### CHALLENGE
Repeat every entry in the listing below, exactly.

start

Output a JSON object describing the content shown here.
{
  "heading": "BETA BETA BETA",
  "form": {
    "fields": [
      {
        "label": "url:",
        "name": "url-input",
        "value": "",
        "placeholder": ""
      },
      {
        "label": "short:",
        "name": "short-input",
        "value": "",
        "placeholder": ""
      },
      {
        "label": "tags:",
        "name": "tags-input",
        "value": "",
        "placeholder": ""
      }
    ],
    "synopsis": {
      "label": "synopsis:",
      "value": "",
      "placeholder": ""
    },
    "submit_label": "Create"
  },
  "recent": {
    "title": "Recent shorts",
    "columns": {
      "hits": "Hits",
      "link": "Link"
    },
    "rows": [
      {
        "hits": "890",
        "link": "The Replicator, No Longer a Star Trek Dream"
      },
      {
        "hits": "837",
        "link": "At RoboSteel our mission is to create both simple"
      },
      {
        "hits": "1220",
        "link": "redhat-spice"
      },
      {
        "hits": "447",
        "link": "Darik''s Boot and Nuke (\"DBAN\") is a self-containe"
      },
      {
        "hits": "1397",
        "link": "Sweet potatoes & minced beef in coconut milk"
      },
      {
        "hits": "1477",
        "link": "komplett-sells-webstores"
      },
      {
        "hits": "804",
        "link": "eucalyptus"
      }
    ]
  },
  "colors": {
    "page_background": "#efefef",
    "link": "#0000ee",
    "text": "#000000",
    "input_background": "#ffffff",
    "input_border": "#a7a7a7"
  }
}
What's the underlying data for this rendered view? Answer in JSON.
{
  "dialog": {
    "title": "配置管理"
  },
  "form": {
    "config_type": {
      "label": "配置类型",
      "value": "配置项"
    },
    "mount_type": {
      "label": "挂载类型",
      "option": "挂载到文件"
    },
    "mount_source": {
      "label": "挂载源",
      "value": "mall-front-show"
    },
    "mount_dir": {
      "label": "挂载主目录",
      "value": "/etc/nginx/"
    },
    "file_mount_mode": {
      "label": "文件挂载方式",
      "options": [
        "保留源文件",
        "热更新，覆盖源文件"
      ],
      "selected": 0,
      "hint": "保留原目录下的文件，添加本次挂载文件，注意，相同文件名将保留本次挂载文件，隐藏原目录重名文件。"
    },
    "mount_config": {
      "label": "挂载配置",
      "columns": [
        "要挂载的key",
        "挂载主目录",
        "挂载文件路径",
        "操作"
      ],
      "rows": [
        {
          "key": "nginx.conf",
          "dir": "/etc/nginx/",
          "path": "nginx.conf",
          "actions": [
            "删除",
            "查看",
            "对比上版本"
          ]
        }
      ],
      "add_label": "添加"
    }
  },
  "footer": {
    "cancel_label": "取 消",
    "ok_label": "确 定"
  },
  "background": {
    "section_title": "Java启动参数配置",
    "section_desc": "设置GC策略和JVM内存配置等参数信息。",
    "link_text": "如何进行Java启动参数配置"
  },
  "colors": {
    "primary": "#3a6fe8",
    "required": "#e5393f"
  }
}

end

### RIGHT ANSWER
Output a JSON object describing the content shown here.
{
  "heading": "BETA BETA BETA",
  "form": {
    "fields": [
      {
        "label": "url:",
        "name": "url-input",
        "value": "",
        "placeholder": ""
      },
      {
        "label": "short:",
        "name": "short-input",
        "value": "",
        "placeholder": ""
      },
      {
        "label": "tags:",
        "name": "tags-input",
        "value": "",
        "placeholder": ""
      }
    ],
    "synopsis": {
      "label": "synopsis:",
      "value": "",
      "placeholder": ""
    },
    "submit_label": "Create"
  },
  "recent": {
    "title": "Recent shorts",
    "columns": {
      "hits": "Hits",
      "link": "Link"
    },
    "rows": [
      {
        "hits": "890",
        "link": "The Replicator, No Longer a Star Trek Dream"
      },
      {
        "hits": "837",
        "link": "At RoboSteel our mission is to create both simple"
      },
      {
        "hits": "1220",
        "link": "redhat-spice"
      },
      {
        "hits": "447",
        "link": "Darik''s Boot and Nuke (\"DBAN\") is a self-containe"
      },
      {
        "hits": "1397",
        "link": "Sweet potatoes & minced beef in coconut milk"
      },
      {
        "hits": "1477",
        "link": "komplett-sells-webstores"
      },
      {
        "hits": "804",
        "link": "eucalyptus"
      }
    ]
  },
  "colors": {
    "page_background": "#efefef",
    "link": "#0000ee",
    "text": "#000000",
    "input_background": "#ffffff",
    "input_border": "#a7a7a7"
  }
}
What's the underlying data for this rendered view? Answer in JSON.
{
  "dialog": {
    "title": "配置管理"
  },
  "form": {
    "config_type": {
      "label": "配置类型",
      "value": "配置项"
    },
    "mount_type": {
      "label": "挂载类型",
      "option": "挂载到文件"
    },
    "mount_source": {
      "label": "挂载源",
      "value": "mall-front-show"
    },
    "mount_dir": {
      "label": "挂载主目录",
      "value": "/etc/nginx/"
    },
    "file_mount_mode": {
      "label": "文件挂载方式",
      "options": [
        "保留源文件",
        "热更新，覆盖源文件"
      ],
      "selected": 0,
      "hint": "保留原目录下的文件，添加本次挂载文件，注意，相同文件名将保留本次挂载文件，隐藏原目录重名文件。"
    },
    "mount_config": {
      "label": "挂载配置",
      "columns": [
        "要挂载的key",
        "挂载主目录",
        "挂载文件路径",
        "操作"
      ],
      "rows": [
        {
          "key": "nginx.conf",
          "dir": "/etc/nginx/",
          "path": "nginx.conf",
          "actions": [
            "删除",
            "查看",
            "对比上版本"
          ]
        }
      ],
      "add_label": "添加"
    }
  },
  "footer": {
    "cancel_label": "取 消",
    "ok_label": "确 定"
  },
  "background": {
    "section_title": "Java启动参数配置",
    "section_desc": "设置GC策略和JVM内存配置等参数信息。",
    "link_text": "如何进行Java启动参数配置"
  },
  "colors": {
    "primary": "#3a6fe8",
    "required": "#e5393f"
  }
}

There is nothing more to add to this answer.